-- WRITTEN INSTRUCTION --
Copy every line that mentions the word "User".

-- SUPPLIED MATERIAL --
┄┄┄┄┄┄┄┄┄┄
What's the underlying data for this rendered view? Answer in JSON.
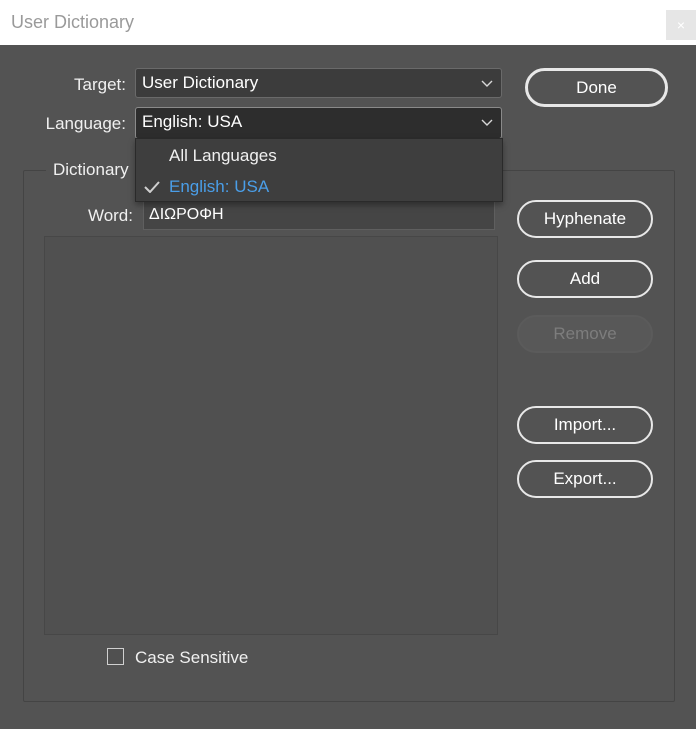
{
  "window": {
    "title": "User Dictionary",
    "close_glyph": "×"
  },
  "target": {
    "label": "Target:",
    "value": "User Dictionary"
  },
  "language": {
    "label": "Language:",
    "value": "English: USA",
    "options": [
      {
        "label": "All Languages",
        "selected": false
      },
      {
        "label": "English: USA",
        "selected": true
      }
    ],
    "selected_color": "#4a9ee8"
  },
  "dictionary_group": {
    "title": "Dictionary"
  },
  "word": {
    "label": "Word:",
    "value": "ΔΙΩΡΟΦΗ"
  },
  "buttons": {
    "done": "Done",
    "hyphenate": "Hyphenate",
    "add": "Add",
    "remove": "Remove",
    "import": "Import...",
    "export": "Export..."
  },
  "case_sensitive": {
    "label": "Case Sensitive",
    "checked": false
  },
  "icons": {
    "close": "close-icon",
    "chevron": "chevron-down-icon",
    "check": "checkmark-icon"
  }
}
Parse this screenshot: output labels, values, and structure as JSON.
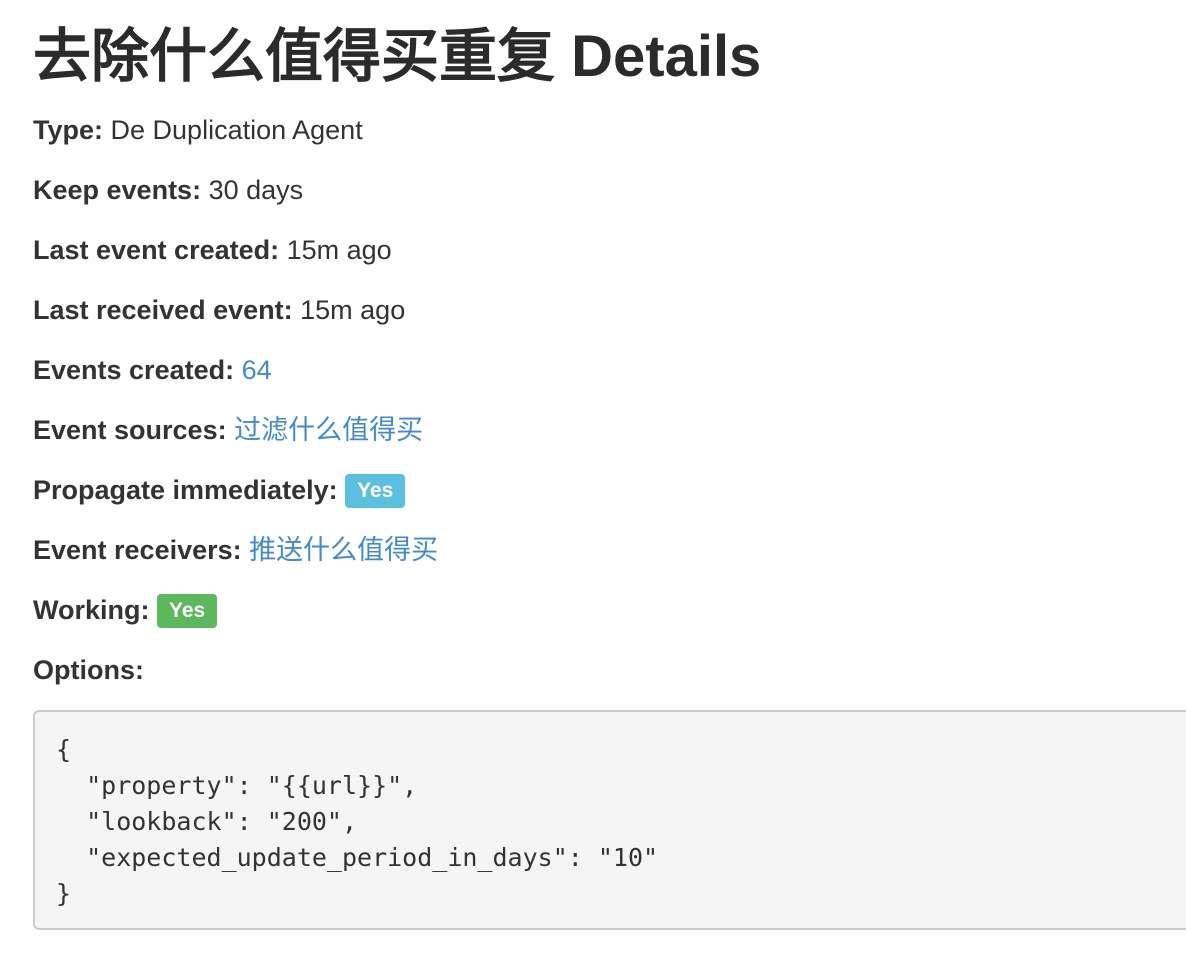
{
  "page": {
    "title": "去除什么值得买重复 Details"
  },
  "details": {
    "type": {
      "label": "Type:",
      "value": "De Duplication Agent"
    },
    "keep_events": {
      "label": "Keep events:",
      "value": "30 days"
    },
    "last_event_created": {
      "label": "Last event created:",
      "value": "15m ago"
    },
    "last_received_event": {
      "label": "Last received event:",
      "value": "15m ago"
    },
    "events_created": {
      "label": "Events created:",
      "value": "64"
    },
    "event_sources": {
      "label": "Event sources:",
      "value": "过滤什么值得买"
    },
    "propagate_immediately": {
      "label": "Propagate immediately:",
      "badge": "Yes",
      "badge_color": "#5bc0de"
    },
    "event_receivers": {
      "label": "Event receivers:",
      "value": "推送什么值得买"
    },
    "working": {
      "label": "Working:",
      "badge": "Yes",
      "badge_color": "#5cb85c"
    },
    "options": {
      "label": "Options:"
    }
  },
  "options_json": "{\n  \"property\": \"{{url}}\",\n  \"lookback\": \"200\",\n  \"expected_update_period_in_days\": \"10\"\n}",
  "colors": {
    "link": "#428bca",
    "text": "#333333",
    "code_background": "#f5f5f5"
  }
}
┄┄┄┄┄┄┄┄┄┄
-- ANSWER TO THE TASK --
    "title": "User Dictionary",
    "value": "User Dictionary"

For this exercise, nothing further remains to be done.